For the listing below, give the count of lines containing "JSON", and no other text.
----
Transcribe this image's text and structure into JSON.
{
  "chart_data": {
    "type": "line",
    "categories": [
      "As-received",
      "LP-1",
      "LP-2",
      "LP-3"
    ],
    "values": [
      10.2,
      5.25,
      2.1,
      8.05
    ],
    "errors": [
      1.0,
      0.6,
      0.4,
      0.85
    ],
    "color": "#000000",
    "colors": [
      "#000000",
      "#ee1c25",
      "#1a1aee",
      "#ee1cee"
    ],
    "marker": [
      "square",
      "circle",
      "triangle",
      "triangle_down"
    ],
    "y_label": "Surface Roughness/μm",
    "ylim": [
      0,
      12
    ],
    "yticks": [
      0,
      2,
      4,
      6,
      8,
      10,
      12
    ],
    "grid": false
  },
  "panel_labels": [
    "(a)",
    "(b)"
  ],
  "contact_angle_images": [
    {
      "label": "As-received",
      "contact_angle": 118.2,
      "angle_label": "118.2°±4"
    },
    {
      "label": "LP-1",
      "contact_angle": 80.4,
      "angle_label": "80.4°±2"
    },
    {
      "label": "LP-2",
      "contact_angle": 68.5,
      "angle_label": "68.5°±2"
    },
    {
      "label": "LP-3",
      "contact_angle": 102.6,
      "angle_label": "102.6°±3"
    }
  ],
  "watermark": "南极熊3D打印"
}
----
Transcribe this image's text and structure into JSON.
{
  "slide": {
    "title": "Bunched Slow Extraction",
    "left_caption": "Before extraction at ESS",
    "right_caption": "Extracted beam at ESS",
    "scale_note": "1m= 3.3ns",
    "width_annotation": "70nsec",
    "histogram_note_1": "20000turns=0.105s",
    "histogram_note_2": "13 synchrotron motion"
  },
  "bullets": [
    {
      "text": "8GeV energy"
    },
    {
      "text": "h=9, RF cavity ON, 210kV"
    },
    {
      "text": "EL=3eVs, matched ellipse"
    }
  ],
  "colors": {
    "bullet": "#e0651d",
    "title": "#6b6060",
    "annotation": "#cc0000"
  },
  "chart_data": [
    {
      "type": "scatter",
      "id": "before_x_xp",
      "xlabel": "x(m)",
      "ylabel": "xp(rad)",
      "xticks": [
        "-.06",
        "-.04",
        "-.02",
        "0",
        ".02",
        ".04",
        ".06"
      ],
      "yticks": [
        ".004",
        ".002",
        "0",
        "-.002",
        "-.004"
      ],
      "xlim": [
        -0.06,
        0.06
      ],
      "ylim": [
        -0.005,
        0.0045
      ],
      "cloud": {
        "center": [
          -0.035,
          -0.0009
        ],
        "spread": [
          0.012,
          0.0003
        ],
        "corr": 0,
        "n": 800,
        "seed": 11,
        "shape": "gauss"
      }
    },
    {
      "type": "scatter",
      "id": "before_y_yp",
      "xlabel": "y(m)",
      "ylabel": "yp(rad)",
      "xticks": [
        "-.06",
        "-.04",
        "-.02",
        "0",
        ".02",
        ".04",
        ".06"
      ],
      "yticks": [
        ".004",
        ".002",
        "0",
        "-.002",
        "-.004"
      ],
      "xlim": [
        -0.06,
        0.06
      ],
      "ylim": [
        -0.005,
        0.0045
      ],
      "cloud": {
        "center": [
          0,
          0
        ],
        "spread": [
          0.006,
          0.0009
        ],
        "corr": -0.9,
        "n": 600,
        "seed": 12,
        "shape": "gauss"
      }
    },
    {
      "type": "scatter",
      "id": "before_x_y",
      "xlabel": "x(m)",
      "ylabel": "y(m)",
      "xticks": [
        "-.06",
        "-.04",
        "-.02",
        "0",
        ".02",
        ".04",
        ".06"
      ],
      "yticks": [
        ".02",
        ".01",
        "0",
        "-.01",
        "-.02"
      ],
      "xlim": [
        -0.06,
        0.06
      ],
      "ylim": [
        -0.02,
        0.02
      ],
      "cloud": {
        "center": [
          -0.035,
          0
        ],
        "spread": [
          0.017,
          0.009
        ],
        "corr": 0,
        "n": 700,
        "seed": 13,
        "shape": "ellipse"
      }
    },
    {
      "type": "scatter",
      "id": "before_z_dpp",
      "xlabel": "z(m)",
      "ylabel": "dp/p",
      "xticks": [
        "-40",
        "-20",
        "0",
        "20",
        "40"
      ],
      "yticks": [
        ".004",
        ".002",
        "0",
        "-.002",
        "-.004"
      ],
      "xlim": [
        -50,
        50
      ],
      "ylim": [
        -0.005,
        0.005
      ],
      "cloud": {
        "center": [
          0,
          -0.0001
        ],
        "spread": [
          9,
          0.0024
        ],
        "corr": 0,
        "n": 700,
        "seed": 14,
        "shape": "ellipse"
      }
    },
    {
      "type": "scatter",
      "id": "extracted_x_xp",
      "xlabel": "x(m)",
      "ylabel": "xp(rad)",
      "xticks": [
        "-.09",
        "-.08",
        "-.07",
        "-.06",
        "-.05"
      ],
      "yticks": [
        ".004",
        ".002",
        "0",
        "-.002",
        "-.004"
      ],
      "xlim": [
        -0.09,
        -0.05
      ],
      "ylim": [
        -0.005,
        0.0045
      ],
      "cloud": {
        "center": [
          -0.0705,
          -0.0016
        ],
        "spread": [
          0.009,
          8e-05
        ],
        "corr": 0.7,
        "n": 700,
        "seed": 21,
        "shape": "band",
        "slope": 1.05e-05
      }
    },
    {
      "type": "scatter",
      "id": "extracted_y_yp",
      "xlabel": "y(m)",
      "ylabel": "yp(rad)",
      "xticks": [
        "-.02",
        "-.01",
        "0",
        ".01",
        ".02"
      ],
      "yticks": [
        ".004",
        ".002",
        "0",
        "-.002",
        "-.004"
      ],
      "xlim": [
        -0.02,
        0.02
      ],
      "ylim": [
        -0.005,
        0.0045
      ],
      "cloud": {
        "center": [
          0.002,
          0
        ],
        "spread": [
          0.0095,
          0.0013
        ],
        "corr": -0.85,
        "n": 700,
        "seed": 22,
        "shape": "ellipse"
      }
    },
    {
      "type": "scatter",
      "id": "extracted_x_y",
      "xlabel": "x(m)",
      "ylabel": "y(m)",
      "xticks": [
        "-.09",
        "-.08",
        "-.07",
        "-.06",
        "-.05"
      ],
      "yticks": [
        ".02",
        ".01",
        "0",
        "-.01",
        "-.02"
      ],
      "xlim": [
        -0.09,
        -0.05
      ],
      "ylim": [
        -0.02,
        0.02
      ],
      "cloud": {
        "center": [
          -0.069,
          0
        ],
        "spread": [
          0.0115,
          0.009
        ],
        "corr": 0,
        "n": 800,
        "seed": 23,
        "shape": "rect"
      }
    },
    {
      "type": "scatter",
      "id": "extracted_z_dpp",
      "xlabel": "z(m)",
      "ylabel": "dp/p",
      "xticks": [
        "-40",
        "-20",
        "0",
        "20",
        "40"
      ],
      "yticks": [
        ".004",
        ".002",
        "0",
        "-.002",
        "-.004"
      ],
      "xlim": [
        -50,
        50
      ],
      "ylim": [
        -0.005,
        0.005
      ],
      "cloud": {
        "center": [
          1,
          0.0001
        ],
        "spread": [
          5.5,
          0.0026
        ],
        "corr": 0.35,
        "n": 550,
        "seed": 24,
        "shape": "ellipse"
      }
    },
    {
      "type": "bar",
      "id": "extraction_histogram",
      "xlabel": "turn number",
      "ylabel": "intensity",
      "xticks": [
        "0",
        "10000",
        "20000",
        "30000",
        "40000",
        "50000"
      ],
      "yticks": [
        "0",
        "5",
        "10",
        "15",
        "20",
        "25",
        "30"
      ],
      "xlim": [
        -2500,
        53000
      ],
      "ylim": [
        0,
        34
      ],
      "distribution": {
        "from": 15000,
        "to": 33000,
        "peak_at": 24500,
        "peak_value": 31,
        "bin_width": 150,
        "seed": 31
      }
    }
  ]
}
----
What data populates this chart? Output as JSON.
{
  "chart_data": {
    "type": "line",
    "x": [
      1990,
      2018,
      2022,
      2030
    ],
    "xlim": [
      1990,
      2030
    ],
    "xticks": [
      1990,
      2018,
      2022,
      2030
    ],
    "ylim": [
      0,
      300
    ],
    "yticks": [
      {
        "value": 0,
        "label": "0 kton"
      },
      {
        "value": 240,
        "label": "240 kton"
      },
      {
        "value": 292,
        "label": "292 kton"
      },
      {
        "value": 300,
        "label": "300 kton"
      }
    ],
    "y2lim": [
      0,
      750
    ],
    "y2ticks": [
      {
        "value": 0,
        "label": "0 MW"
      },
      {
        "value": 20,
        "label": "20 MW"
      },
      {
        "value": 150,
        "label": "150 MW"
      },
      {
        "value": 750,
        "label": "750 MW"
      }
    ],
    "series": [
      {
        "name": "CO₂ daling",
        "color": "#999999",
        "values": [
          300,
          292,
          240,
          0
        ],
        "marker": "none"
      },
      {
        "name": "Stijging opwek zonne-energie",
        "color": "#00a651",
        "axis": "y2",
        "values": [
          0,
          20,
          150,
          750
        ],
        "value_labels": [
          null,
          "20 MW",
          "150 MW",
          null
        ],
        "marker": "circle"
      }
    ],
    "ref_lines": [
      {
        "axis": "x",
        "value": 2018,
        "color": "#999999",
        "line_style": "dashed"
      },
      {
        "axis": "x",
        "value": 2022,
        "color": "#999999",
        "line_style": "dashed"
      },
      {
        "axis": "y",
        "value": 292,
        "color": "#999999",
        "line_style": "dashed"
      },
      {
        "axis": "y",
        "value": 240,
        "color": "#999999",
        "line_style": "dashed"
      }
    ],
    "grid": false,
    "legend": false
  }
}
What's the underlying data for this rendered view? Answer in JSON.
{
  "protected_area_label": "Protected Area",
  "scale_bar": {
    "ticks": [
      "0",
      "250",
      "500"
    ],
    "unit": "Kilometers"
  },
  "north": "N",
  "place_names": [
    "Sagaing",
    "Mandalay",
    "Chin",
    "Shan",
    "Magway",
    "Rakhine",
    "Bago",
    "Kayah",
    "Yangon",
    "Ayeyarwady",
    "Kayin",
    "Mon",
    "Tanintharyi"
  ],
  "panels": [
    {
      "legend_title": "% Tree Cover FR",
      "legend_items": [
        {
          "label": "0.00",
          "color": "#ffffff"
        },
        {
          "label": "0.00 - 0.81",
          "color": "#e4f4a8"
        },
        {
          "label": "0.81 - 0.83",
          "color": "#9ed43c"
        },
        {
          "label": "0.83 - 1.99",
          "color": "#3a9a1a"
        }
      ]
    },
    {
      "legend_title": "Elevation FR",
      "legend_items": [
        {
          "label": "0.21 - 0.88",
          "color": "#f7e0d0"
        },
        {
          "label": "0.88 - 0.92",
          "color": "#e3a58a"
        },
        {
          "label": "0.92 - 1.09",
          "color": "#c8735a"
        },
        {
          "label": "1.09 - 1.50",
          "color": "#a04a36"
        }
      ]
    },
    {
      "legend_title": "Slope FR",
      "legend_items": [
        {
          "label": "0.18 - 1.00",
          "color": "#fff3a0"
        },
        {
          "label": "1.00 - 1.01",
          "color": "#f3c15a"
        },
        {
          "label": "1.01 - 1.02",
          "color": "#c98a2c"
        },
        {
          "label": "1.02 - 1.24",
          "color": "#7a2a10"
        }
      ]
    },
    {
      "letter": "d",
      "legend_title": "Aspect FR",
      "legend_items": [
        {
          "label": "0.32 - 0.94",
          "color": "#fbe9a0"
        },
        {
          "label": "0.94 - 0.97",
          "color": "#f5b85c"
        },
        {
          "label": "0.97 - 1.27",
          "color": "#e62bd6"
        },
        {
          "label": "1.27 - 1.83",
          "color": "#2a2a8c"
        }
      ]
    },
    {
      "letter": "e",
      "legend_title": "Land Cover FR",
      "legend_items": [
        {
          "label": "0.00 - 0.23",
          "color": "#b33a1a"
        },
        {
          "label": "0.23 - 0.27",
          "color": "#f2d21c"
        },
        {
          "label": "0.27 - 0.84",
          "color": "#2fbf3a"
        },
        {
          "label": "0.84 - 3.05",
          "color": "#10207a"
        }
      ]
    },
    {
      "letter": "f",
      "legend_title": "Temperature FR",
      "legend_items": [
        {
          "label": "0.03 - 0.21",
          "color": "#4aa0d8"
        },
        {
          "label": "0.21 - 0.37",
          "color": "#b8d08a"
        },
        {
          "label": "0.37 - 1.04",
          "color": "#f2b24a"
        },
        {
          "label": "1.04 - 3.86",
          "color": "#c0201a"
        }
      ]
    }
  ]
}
----
* ANSWER IN FULL *
4